§ **MATERIALS PROVIDED**:

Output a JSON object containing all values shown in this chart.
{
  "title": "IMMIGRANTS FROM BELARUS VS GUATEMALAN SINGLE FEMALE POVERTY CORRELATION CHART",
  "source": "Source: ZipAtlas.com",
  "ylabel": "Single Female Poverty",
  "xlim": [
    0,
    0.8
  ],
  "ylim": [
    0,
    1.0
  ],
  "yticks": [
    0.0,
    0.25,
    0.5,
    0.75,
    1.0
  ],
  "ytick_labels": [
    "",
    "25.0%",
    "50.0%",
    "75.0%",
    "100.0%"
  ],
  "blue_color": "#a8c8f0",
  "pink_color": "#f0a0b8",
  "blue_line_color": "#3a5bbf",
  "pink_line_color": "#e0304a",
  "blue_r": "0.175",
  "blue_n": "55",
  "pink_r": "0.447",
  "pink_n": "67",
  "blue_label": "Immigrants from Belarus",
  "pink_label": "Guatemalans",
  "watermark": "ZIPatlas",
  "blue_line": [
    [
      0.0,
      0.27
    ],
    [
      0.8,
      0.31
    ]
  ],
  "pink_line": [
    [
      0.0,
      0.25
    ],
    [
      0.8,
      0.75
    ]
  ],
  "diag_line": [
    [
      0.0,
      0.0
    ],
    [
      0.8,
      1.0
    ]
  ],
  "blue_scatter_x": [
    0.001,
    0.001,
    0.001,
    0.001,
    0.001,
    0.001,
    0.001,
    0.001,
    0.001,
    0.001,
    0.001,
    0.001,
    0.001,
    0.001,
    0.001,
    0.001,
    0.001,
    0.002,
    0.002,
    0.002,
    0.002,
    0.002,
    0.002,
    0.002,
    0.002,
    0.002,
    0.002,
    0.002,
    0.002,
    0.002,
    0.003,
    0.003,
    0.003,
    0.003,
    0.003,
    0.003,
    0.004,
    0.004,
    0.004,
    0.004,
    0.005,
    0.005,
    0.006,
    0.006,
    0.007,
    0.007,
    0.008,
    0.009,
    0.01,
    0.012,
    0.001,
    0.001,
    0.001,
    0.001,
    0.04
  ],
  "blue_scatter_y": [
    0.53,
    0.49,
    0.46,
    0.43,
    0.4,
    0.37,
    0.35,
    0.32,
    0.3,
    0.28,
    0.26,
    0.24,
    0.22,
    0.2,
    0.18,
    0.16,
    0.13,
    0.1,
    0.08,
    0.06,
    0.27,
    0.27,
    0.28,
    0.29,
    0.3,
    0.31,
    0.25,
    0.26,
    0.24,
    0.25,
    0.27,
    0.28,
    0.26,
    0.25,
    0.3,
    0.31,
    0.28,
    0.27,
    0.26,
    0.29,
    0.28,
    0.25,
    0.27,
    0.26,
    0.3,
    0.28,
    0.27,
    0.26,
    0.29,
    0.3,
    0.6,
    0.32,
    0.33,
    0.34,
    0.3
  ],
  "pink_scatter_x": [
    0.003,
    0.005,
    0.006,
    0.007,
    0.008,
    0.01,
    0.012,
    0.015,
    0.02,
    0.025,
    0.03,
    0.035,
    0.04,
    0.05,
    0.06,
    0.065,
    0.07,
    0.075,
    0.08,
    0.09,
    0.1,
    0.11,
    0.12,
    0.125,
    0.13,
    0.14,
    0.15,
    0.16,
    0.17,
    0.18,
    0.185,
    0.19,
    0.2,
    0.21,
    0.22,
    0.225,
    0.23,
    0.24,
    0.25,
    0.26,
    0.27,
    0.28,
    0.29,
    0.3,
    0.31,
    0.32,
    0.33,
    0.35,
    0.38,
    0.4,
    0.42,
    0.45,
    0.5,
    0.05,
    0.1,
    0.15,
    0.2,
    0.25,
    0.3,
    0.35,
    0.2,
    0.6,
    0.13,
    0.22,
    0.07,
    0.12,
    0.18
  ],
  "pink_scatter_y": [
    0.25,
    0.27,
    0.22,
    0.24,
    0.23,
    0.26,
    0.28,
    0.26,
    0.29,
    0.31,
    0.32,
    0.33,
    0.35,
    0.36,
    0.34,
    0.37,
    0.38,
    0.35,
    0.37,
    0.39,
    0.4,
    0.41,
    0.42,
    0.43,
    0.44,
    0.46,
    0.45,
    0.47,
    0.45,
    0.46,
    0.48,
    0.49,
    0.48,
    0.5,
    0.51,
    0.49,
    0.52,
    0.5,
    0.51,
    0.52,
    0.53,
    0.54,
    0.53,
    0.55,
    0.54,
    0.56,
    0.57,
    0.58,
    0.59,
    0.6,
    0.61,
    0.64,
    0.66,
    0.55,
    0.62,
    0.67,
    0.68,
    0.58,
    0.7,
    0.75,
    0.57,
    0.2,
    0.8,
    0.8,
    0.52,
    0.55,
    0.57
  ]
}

§ **YOUR OBJECTIVE**: Give every line of the material again, exactly as it reads.

§ **EXPECTED OUTPUT**:
Output a JSON object containing all values shown in this chart.
{
  "title": "IMMIGRANTS FROM BELARUS VS GUATEMALAN SINGLE FEMALE POVERTY CORRELATION CHART",
  "source": "Source: ZipAtlas.com",
  "ylabel": "Single Female Poverty",
  "xlim": [
    0,
    0.8
  ],
  "ylim": [
    0,
    1.0
  ],
  "yticks": [
    0.0,
    0.25,
    0.5,
    0.75,
    1.0
  ],
  "ytick_labels": [
    "",
    "25.0%",
    "50.0%",
    "75.0%",
    "100.0%"
  ],
  "blue_color": "#a8c8f0",
  "pink_color": "#f0a0b8",
  "blue_line_color": "#3a5bbf",
  "pink_line_color": "#e0304a",
  "blue_r": "0.175",
  "blue_n": "55",
  "pink_r": "0.447",
  "pink_n": "67",
  "blue_label": "Immigrants from Belarus",
  "pink_label": "Guatemalans",
  "watermark": "ZIPatlas",
  "blue_line": [
    [
      0.0,
      0.27
    ],
    [
      0.8,
      0.31
    ]
  ],
  "pink_line": [
    [
      0.0,
      0.25
    ],
    [
      0.8,
      0.75
    ]
  ],
  "diag_line": [
    [
      0.0,
      0.0
    ],
    [
      0.8,
      1.0
    ]
  ],
  "blue_scatter_x": [
    0.001,
    0.001,
    0.001,
    0.001,
    0.001,
    0.001,
    0.001,
    0.001,
    0.001,
    0.001,
    0.001,
    0.001,
    0.001,
    0.001,
    0.001,
    0.001,
    0.001,
    0.002,
    0.002,
    0.002,
    0.002,
    0.002,
    0.002,
    0.002,
    0.002,
    0.002,
    0.002,
    0.002,
    0.002,
    0.002,
    0.003,
    0.003,
    0.003,
    0.003,
    0.003,
    0.003,
    0.004,
    0.004,
    0.004,
    0.004,
    0.005,
    0.005,
    0.006,
    0.006,
    0.007,
    0.007,
    0.008,
    0.009,
    0.01,
    0.012,
    0.001,
    0.001,
    0.001,
    0.001,
    0.04
  ],
  "blue_scatter_y": [
    0.53,
    0.49,
    0.46,
    0.43,
    0.4,
    0.37,
    0.35,
    0.32,
    0.3,
    0.28,
    0.26,
    0.24,
    0.22,
    0.2,
    0.18,
    0.16,
    0.13,
    0.1,
    0.08,
    0.06,
    0.27,
    0.27,
    0.28,
    0.29,
    0.3,
    0.31,
    0.25,
    0.26,
    0.24,
    0.25,
    0.27,
    0.28,
    0.26,
    0.25,
    0.3,
    0.31,
    0.28,
    0.27,
    0.26,
    0.29,
    0.28,
    0.25,
    0.27,
    0.26,
    0.3,
    0.28,
    0.27,
    0.26,
    0.29,
    0.3,
    0.6,
    0.32,
    0.33,
    0.34,
    0.3
  ],
  "pink_scatter_x": [
    0.003,
    0.005,
    0.006,
    0.007,
    0.008,
    0.01,
    0.012,
    0.015,
    0.02,
    0.025,
    0.03,
    0.035,
    0.04,
    0.05,
    0.06,
    0.065,
    0.07,
    0.075,
    0.08,
    0.09,
    0.1,
    0.11,
    0.12,
    0.125,
    0.13,
    0.14,
    0.15,
    0.16,
    0.17,
    0.18,
    0.185,
    0.19,
    0.2,
    0.21,
    0.22,
    0.225,
    0.23,
    0.24,
    0.25,
    0.26,
    0.27,
    0.28,
    0.29,
    0.3,
    0.31,
    0.32,
    0.33,
    0.35,
    0.38,
    0.4,
    0.42,
    0.45,
    0.5,
    0.05,
    0.1,
    0.15,
    0.2,
    0.25,
    0.3,
    0.35,
    0.2,
    0.6,
    0.13,
    0.22,
    0.07,
    0.12,
    0.18
  ],
  "pink_scatter_y": [
    0.25,
    0.27,
    0.22,
    0.24,
    0.23,
    0.26,
    0.28,
    0.26,
    0.29,
    0.31,
    0.32,
    0.33,
    0.35,
    0.36,
    0.34,
    0.37,
    0.38,
    0.35,
    0.37,
    0.39,
    0.4,
    0.41,
    0.42,
    0.43,
    0.44,
    0.46,
    0.45,
    0.47,
    0.45,
    0.46,
    0.48,
    0.49,
    0.48,
    0.5,
    0.51,
    0.49,
    0.52,
    0.5,
    0.51,
    0.52,
    0.53,
    0.54,
    0.53,
    0.55,
    0.54,
    0.56,
    0.57,
    0.58,
    0.59,
    0.6,
    0.61,
    0.64,
    0.66,
    0.55,
    0.62,
    0.67,
    0.68,
    0.58,
    0.7,
    0.75,
    0.57,
    0.2,
    0.8,
    0.8,
    0.52,
    0.55,
    0.57
  ]
}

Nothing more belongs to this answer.